In full and without deviation, write out the entries that follow.

═════ Provided records ═════

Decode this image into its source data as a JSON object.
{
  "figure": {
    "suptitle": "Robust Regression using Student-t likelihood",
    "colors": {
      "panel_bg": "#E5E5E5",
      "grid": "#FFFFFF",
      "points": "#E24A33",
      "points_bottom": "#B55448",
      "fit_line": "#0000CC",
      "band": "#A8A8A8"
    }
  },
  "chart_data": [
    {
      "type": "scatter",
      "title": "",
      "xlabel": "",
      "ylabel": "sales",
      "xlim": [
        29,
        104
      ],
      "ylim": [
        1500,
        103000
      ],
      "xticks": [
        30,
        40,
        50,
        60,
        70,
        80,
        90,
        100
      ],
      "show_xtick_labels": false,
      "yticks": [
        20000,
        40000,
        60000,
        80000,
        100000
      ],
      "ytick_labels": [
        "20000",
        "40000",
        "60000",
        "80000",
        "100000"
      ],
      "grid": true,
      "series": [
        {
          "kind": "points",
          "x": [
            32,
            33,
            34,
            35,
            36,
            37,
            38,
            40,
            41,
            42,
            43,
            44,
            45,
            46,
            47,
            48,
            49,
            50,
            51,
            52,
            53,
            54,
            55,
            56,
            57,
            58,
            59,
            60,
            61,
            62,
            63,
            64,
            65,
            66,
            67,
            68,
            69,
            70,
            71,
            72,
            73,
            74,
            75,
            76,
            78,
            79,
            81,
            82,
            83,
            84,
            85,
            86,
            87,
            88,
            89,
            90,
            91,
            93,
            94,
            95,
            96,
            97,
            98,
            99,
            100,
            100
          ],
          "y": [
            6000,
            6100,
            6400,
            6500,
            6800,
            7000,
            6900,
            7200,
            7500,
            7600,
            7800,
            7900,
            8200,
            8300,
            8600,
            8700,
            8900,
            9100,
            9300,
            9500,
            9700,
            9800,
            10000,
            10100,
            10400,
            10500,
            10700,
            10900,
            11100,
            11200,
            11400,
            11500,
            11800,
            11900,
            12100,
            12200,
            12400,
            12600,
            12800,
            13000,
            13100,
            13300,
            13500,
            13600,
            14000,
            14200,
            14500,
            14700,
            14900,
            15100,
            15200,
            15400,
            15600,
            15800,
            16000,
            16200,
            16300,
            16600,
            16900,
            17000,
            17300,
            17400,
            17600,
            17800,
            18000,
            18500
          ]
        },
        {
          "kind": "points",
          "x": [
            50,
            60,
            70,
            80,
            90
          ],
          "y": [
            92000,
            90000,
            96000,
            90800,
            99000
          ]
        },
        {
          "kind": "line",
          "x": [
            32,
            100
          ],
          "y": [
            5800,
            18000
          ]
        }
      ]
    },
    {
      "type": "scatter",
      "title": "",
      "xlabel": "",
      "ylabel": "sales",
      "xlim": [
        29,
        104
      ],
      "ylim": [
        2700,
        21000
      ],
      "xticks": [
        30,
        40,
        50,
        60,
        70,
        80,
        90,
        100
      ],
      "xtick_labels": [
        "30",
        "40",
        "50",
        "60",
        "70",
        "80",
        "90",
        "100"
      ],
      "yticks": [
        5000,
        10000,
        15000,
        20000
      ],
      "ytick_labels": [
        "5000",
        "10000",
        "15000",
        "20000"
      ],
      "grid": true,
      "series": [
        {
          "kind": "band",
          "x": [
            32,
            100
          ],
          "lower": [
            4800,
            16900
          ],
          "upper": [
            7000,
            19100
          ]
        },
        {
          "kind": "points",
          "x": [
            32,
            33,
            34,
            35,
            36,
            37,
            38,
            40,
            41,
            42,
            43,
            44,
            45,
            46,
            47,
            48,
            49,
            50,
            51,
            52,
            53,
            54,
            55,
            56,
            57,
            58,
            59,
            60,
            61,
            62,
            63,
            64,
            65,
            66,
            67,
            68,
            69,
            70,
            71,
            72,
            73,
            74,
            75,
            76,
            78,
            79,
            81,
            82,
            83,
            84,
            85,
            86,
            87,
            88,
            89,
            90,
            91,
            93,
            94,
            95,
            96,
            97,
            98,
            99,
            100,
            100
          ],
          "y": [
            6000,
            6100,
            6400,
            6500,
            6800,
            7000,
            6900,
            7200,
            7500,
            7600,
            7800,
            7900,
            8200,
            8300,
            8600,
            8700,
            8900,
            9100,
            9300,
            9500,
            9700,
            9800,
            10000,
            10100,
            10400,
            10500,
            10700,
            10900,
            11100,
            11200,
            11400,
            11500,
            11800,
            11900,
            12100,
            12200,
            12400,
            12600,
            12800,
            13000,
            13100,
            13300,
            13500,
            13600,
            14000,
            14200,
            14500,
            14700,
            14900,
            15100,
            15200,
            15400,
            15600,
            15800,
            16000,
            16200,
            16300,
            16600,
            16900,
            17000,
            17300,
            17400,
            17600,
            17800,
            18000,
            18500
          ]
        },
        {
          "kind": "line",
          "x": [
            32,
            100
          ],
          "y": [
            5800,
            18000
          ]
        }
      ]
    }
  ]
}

═════

Solution for this problem:
Decode this image into its source data as a JSON object.
{
  "figure": {
    "suptitle": "Robust Regression using Student-t likelihood",
    "colors": {
      "panel_bg": "#E5E5E5",
      "grid": "#FFFFFF",
      "points": "#E24A33",
      "points_bottom": "#B55448",
      "fit_line": "#0000CC",
      "band": "#A8A8A8"
    }
  },
  "chart_data": [
    {
      "type": "scatter",
      "title": "",
      "xlabel": "",
      "ylabel": "sales",
      "xlim": [
        29,
        104
      ],
      "ylim": [
        1500,
        103000
      ],
      "xticks": [
        30,
        40,
        50,
        60,
        70,
        80,
        90,
        100
      ],
      "show_xtick_labels": false,
      "yticks": [
        20000,
        40000,
        60000,
        80000,
        100000
      ],
      "ytick_labels": [
        "20000",
        "40000",
        "60000",
        "80000",
        "100000"
      ],
      "grid": true,
      "series": [
        {
          "kind": "points",
          "x": [
            32,
            33,
            34,
            35,
            36,
            37,
            38,
            40,
            41,
            42,
            43,
            44,
            45,
            46,
            47,
            48,
            49,
            50,
            51,
            52,
            53,
            54,
            55,
            56,
            57,
            58,
            59,
            60,
            61,
            62,
            63,
            64,
            65,
            66,
            67,
            68,
            69,
            70,
            71,
            72,
            73,
            74,
            75,
            76,
            78,
            79,
            81,
            82,
            83,
            84,
            85,
            86,
            87,
            88,
            89,
            90,
            91,
            93,
            94,
            95,
            96,
            97,
            98,
            99,
            100,
            100
          ],
          "y": [
            6000,
            6100,
            6400,
            6500,
            6800,
            7000,
            6900,
            7200,
            7500,
            7600,
            7800,
            7900,
            8200,
            8300,
            8600,
            8700,
            8900,
            9100,
            9300,
            9500,
            9700,
            9800,
            10000,
            10100,
            10400,
            10500,
            10700,
            10900,
            11100,
            11200,
            11400,
            11500,
            11800,
            11900,
            12100,
            12200,
            12400,
            12600,
            12800,
            13000,
            13100,
            13300,
            13500,
            13600,
            14000,
            14200,
            14500,
            14700,
            14900,
            15100,
            15200,
            15400,
            15600,
            15800,
            16000,
            16200,
            16300,
            16600,
            16900,
            17000,
            17300,
            17400,
            17600,
            17800,
            18000,
            18500
          ]
        },
        {
          "kind": "points",
          "x": [
            50,
            60,
            70,
            80,
            90
          ],
          "y": [
            92000,
            90000,
            96000,
            90800,
            99000
          ]
        },
        {
          "kind": "line",
          "x": [
            32,
            100
          ],
          "y": [
            5800,
            18000
          ]
        }
      ]
    },
    {
      "type": "scatter",
      "title": "",
      "xlabel": "",
      "ylabel": "sales",
      "xlim": [
        29,
        104
      ],
      "ylim": [
        2700,
        21000
      ],
      "xticks": [
        30,
        40,
        50,
        60,
        70,
        80,
        90,
        100
      ],
      "xtick_labels": [
        "30",
        "40",
        "50",
        "60",
        "70",
        "80",
        "90",
        "100"
      ],
      "yticks": [
        5000,
        10000,
        15000,
        20000
      ],
      "ytick_labels": [
        "5000",
        "10000",
        "15000",
        "20000"
      ],
      "grid": true,
      "series": [
        {
          "kind": "band",
          "x": [
            32,
            100
          ],
          "lower": [
            4800,
            16900
          ],
          "upper": [
            7000,
            19100
          ]
        },
        {
          "kind": "points",
          "x": [
            32,
            33,
            34,
            35,
            36,
            37,
            38,
            40,
            41,
            42,
            43,
            44,
            45,
            46,
            47,
            48,
            49,
            50,
            51,
            52,
            53,
            54,
            55,
            56,
            57,
            58,
            59,
            60,
            61,
            62,
            63,
            64,
            65,
            66,
            67,
            68,
            69,
            70,
            71,
            72,
            73,
            74,
            75,
            76,
            78,
            79,
            81,
            82,
            83,
            84,
            85,
            86,
            87,
            88,
            89,
            90,
            91,
            93,
            94,
            95,
            96,
            97,
            98,
            99,
            100,
            100
          ],
          "y": [
            6000,
            6100,
            6400,
            6500,
            6800,
            7000,
            6900,
            7200,
            7500,
            7600,
            7800,
            7900,
            8200,
            8300,
            8600,
            8700,
            8900,
            9100,
            9300,
            9500,
            9700,
            9800,
            10000,
            10100,
            10400,
            10500,
            10700,
            10900,
            11100,
            11200,
            11400,
            11500,
            11800,
            11900,
            12100,
            12200,
            12400,
            12600,
            12800,
            13000,
            13100,
            13300,
            13500,
            13600,
            14000,
            14200,
            14500,
            14700,
            14900,
            15100,
            15200,
            15400,
            15600,
            15800,
            16000,
            16200,
            16300,
            16600,
            16900,
            17000,
            17300,
            17400,
            17600,
            17800,
            18000,
            18500
          ]
        },
        {
          "kind": "line",
          "x": [
            32,
            100
          ],
          "y": [
            5800,
            18000
          ]
        }
      ]
    }
  ]
}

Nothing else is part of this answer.